▶ _Lines of data_

--- start ---

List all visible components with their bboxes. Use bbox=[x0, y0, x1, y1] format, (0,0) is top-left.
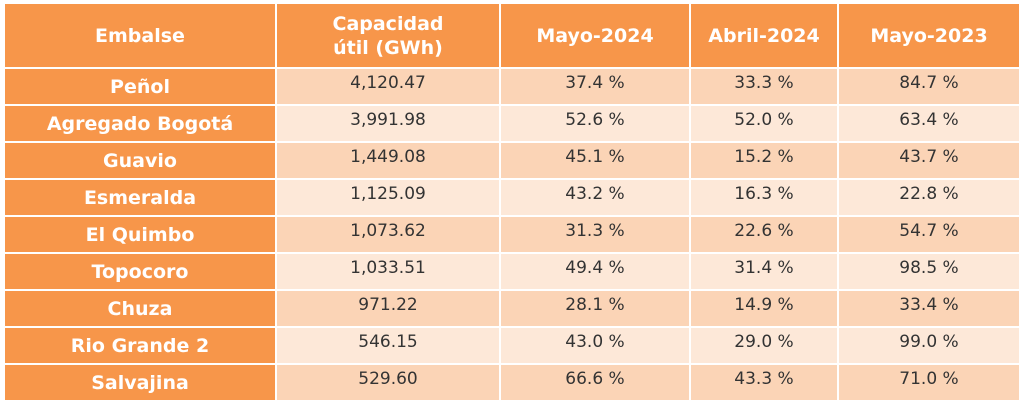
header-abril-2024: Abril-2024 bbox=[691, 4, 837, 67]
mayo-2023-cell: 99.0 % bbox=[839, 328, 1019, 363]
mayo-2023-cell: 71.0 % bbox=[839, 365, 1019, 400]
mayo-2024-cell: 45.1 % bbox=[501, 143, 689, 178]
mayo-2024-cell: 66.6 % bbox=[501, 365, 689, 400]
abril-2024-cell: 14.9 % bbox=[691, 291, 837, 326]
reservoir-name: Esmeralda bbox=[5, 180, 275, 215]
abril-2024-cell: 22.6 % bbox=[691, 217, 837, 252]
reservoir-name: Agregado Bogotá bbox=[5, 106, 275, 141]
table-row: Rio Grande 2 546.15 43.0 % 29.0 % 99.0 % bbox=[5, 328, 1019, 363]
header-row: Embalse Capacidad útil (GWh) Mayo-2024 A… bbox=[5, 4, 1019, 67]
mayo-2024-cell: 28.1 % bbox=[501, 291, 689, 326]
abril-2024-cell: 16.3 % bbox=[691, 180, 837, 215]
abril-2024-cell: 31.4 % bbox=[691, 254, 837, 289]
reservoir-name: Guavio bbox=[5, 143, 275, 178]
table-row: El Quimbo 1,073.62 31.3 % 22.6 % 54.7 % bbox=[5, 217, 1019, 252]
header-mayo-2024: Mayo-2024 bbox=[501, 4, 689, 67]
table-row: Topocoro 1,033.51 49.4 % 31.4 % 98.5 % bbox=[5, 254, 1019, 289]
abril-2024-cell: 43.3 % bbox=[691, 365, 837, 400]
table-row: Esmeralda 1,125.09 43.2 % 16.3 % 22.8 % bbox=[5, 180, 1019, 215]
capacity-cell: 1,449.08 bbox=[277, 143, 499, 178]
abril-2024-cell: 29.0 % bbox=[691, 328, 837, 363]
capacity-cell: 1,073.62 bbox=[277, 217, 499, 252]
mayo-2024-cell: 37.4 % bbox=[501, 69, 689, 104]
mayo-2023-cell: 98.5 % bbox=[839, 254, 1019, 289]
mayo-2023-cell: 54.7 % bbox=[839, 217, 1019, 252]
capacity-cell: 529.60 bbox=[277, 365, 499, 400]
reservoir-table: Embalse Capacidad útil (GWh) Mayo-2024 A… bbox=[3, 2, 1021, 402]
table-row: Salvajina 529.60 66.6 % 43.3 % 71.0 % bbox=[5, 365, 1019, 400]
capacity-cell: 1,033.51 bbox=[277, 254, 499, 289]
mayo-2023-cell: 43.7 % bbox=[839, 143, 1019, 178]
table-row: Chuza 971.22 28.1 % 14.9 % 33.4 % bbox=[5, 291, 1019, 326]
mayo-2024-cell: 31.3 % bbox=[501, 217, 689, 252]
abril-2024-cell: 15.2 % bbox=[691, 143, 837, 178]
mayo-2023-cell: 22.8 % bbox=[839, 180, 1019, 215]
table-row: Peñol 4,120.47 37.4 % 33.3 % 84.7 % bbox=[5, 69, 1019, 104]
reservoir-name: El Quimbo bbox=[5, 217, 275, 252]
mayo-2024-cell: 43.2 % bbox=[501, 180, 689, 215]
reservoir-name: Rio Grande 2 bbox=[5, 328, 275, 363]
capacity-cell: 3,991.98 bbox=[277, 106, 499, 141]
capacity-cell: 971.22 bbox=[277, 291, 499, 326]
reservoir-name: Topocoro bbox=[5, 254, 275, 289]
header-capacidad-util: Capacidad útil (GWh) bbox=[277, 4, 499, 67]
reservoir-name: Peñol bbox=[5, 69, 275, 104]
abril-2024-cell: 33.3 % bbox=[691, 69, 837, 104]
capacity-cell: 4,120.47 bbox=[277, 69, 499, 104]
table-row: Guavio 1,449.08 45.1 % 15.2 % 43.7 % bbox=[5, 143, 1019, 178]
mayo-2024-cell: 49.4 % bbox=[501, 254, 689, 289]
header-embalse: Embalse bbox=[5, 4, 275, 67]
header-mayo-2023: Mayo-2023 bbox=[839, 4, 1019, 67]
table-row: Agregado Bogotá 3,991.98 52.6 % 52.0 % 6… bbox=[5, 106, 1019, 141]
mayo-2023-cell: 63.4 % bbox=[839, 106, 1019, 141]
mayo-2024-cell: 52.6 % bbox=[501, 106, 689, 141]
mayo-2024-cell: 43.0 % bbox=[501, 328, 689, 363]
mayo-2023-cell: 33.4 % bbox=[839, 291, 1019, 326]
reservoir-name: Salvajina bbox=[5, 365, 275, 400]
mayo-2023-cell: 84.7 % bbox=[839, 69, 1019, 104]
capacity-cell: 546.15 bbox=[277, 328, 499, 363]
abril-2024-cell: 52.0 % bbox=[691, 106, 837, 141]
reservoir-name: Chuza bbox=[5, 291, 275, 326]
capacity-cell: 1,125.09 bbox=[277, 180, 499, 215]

--- end ---
--- start ---

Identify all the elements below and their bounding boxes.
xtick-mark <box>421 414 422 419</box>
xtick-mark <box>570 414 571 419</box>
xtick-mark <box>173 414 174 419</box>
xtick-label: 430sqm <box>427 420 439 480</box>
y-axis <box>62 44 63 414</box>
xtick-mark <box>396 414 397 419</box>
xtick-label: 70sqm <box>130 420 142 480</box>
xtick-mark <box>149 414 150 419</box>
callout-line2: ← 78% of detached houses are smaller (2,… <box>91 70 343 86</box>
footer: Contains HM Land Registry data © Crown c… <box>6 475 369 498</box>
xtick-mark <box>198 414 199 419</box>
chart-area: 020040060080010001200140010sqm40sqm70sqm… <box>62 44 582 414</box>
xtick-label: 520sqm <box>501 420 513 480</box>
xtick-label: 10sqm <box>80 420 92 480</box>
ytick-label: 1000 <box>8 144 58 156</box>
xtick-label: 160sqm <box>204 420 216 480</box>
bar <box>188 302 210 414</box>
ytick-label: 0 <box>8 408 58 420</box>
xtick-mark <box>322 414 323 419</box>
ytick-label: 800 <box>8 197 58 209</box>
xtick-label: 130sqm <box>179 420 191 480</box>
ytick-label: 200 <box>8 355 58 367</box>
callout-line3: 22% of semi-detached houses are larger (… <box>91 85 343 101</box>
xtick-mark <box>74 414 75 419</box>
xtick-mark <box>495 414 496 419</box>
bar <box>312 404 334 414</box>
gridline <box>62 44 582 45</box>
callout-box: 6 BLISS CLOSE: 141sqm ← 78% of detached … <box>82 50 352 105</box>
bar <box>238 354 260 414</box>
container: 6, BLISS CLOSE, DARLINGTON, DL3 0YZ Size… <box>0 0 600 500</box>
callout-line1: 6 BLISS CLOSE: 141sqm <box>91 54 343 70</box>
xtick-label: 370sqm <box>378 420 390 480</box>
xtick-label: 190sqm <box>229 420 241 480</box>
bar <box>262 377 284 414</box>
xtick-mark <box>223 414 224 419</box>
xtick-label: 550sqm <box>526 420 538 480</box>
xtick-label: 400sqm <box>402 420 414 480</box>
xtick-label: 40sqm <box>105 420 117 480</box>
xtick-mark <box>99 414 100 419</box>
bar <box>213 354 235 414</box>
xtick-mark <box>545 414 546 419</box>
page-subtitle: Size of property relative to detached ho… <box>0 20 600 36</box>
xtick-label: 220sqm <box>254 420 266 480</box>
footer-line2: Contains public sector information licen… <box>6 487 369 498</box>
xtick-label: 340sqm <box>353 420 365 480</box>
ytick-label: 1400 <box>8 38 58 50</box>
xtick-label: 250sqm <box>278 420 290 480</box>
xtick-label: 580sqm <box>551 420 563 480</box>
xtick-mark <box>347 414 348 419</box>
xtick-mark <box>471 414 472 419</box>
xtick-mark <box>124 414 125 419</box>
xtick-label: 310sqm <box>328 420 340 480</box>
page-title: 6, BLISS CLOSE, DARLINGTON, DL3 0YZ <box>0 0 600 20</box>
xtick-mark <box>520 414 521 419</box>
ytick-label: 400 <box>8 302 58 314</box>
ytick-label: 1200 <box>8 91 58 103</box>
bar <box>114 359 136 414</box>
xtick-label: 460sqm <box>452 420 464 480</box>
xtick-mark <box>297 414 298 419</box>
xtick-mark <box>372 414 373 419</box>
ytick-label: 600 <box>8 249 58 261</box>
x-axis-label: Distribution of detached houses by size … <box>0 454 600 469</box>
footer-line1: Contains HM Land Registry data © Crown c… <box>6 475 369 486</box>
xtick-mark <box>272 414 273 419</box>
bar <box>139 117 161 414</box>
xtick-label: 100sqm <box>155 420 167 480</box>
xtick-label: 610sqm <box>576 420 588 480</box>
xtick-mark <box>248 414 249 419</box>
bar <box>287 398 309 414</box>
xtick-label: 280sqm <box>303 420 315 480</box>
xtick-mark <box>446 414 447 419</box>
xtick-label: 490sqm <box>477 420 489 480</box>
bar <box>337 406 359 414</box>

--- end ---

▶ _THE TASK_
Put the lines above into a Markdown table with the columns Row and Line, beginning at the line that contains "header-abril-2024: Abril-2024 bbox=[691, 4, 837, 67]" and stopping after the line that contains "mayo-2024-cell: 66.6 %". Number each row and leave out any blank lines.

▶ _CORRECT RESULT_
| Row | Line |
|---|---|
| 1 | header-abril-2024: Abril-2024 bbox=[691, 4, 837, 67] |
| 2 | mayo-2023-cell: 99.0 % bbox=[839, 328, 1019, 363] |
| 3 | mayo-2023-cell: 71.0 % bbox=[839, 365, 1019, 400] |
| 4 | mayo-2024-cell: 45.1 % bbox=[501, 143, 689, 178] |
| 5 | mayo-2024-cell: 66.6 % bbox=[501, 365, 689, 400] |